• [SOURCE TEXT]
BN-Pair – Tits System for Sporadic Groups

finite-groupsgr.group-theorysporadic-groups

The structure of finite simple groups of Lie type of arbitrary rank can be described well via BN-pairs. BN-pairs basically generalize the Bruhat decomposition of matrices into monomial $N$ and triangular $B$ matrices and come with a "Weyl group" $N/(B\cap N)$, that has to be a Coxeter group.

Conversely, Tits showed in 1974 that a group with a spherical BN-pair of rank at least 3 is of "Lie type". (Ironically, the general group identification needed in the classification for lowest rank 3 was the "quasi-thin" case solved last by Aschbacher).

Now the existence of a rank 1 BN-pair for a group $G$ is equivalent to the existence of a doubly-transitive action of $G$ on a set $X$ (which can be taken to be $G/B$). This implies that also the sporadic simple Mathieu groups have a BN-pair (of rank 1).

Now my question: The construction of the Monster group uses also a rank 1 "BN-construction" that is not proper: The "triality" element in the Weyl group $S_3$ takes the (non-normalizing) role the transpositions ought to have. Sometimes the term "weak BN-pair" is mentioned. However, I could not find a proper definition. Can one briefly explain this concept and how it is related to the usual BN-pairs? Is it as generic or rather ad-hoc? Can one suggest good introductory literature?

EDIT: Found e.g. in appendix F of Aschbachers "Classification of Quasithin groups"

Best Answer

There has been a lot of work done on various generalizations of the concept of the building, to apply them to sporadic groups. These generalizations are variously known as diagram geometries, chamber systems, etc. Names like G.Stroth, S.Smith, M.Ronan, A. Delgado, D. Goldschmidt, B. Stellmacher, etc. spring to mind. There is an "elementary" book on diagram geometries by A.Pasini (a review of the latter is here.) There is a series of books by A.A.Ivanov (some of them are jointly with S.Shpectorov) developing a theory of this sort to deal with a majority of sporadics.

Indeed, one needs a weakening of the classical buildings to cover sporadics. Instead of starting from a weak BN-pair, one can weaken Tits' axioms from his "Local approach to buildings" to develop a theory dealing with sporadics. E.g. Witt designs for Mathieu groups (already from 1938) are extensions (in certain well-defined way) of the affine plane of order 3 and of the projective plane of order 4. Similar things can be done with $HS$, $Suz$, Fischer's sporadic groups, $He$, $McL$, $Co_3$, $Co_2$, and $BM$. (E.g. --- cannot resist citing myself here: the 3-transposition graph for $Fi_{22}$ can be characterized as the extension of the polar space for $U_6(2)$.) This appears to work when the underlying combinatorics is not too complicated (and the corresponding permutation representation has low rank).

Regarding the $BN$-pairs approach, I must say I don't recall details, having done very little work on these things in past 15 years. In a nutshell, one cannot hope for "real" apartments, etc., so one instead looks at amalgams of parabolic subgroups. Instead of a definition, let me giev you a toy example, $GL_4(2)$ and its Borel subgroup $B$ (taken to be the upper-traingular matrices, say). Then you have "minimal parabolics" $P_i$, i.e. subgroups generated by $B$ and $e_{i+1,i}$, for $i=1,2,3$ (here $e_{ij}$ denotes the matrix with 1 at position $ij$ and on the main diagonals, and 0s elsewhere). Then, you get maximal parabolics, $P_{ij}$, generated by $P_i\cup P_j$. This is what is called a rank 3 amalgam (as you have 3 minimal parabolics).

Your geometry then consists of cosets of $B$, $P_i$'s, $P_{ij}$'s in the whole group and in each other. The amalgam is now the set-theoretic union of $B$, $P_i$'s, $P_{ij}$'s, and you can study its universal completion, i.e. the biggest group where is can be embedded into. By tweaking the groups which can arise as $B$, $P_i$'s, $P_{ij}$'s, one covers more cases than buildings, and tries to stay away from infinite universal completions for ranks at least 3.

PS. IMHO, Aschbacher sometimes tends to ignore prior work, re-inventing the wheel in different terminology.

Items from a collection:
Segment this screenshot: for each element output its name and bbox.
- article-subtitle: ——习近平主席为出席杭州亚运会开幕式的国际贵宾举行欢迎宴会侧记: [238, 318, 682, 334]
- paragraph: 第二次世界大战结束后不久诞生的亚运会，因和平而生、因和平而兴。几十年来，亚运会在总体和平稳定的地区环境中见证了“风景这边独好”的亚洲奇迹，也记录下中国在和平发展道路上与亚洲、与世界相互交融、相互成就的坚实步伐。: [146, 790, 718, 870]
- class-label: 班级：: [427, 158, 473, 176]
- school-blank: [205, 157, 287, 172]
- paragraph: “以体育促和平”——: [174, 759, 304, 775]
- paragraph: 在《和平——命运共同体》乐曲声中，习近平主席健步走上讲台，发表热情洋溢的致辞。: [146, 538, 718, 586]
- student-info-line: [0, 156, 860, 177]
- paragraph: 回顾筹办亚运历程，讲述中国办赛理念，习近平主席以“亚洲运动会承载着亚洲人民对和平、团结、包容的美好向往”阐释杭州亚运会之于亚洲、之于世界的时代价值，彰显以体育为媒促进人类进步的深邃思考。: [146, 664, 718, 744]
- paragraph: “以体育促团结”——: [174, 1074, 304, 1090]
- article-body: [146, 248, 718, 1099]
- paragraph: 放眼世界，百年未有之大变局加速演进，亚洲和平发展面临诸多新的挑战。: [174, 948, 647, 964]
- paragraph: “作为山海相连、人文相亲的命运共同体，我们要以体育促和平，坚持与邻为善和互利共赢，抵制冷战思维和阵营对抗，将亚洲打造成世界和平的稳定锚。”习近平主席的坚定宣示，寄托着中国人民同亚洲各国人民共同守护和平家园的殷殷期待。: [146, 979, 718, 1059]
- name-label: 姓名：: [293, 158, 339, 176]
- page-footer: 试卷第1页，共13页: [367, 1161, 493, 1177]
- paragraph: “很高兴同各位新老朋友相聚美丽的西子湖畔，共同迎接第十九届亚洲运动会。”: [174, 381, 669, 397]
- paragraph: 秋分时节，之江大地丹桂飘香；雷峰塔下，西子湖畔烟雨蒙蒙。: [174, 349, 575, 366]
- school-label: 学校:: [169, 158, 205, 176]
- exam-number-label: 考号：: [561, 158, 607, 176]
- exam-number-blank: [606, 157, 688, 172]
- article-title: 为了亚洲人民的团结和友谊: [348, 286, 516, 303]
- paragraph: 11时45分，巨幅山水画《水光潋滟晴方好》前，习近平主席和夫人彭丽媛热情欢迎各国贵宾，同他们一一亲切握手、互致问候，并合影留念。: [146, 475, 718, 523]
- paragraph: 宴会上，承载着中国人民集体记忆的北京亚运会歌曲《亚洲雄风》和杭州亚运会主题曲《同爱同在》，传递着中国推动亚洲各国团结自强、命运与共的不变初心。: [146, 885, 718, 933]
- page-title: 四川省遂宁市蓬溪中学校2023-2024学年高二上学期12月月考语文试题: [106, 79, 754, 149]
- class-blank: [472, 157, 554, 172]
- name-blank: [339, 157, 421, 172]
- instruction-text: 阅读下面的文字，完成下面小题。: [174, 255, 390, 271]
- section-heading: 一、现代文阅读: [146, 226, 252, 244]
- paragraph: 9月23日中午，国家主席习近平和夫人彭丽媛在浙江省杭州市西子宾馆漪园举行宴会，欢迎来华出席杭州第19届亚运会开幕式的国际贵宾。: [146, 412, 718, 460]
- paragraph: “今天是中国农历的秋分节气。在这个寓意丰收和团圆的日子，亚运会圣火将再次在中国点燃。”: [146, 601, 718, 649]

• [WHAT IS NEEDED] According to the source text on BN-pairs for sporadic groups, in what year did Tits show that a group with a spherical BN-pair of rank at least 3 is of "Lie type"? You do not need the items above.

• [TASK RESPONSE] 1974